- **WORK REQUIRED**: Pick out each line in the items below that contains the word "Mises", and copy those lines in full.
#### EXERCISE MATERIAL
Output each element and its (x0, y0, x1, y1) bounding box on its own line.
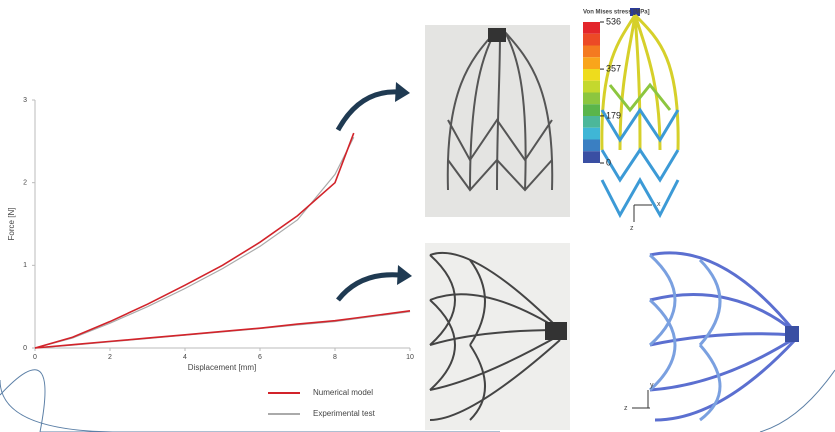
colorbar-block (583, 93, 600, 105)
arrow (338, 275, 400, 300)
x-tick-label: 0 (33, 354, 37, 361)
stent-photo (425, 25, 570, 217)
x-tick-label: 10 (406, 354, 414, 361)
colorbar-block (583, 69, 600, 81)
colorbar-block (583, 116, 600, 128)
x-tick-label: 4 (183, 354, 187, 361)
y-tick-label: 3 (23, 97, 27, 104)
colorbar-block (583, 140, 600, 152)
line (35, 133, 354, 348)
triad-label: z (630, 225, 634, 232)
colorbar-block (583, 151, 600, 163)
colorbar-block (583, 128, 600, 140)
arrow-head (397, 265, 412, 285)
y-tick-label: 0 (23, 345, 27, 352)
legend-label: Experimental test (313, 409, 376, 418)
x-tick-label: 6 (258, 354, 262, 361)
legend-label: Numerical model (313, 388, 373, 397)
colorbar-block (583, 34, 600, 46)
frame-arc (760, 370, 835, 432)
x-tick-label: 8 (333, 354, 337, 361)
arrow-head (395, 82, 410, 102)
line (35, 137, 354, 348)
x-tick-label: 2 (108, 354, 112, 361)
colorbar-block (583, 104, 600, 116)
y-tick-label: 2 (23, 180, 27, 187)
colorbar-block (583, 57, 600, 69)
colorbar-block (583, 22, 600, 34)
x-axis-label: Displacement [mm] (188, 363, 256, 372)
colorbar-tick-label: 179 (606, 110, 621, 120)
y-tick-label: 1 (23, 262, 27, 269)
colorbar-block (583, 46, 600, 58)
colorbar-block (583, 81, 600, 93)
colorbar-tick-label: 536 (606, 16, 621, 26)
colorbar-title: Von Mises stress [MPa] (583, 10, 650, 16)
stent-photo (425, 243, 570, 430)
triad-label: x (657, 201, 661, 208)
triad-label: y (650, 382, 654, 389)
stent-model (650, 253, 799, 420)
y-axis-label: Force [N] (7, 208, 16, 241)
figure: x z y z Von Mises stress [MPa] Displacem… (0, 0, 835, 432)
triad-label: z (624, 405, 628, 412)
arrow (338, 92, 398, 130)
colorbar-tick-label: 357 (606, 63, 621, 73)
colorbar-tick-label: 0 (606, 157, 611, 167)
axis-triad (632, 205, 652, 408)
########
- **EXPECTED ANSWER**:
colorbar-title: Von Mises stress [MPa] (583, 10, 650, 16)
figure: x z y z Von Mises stress [MPa] Displacem… (0, 0, 835, 432)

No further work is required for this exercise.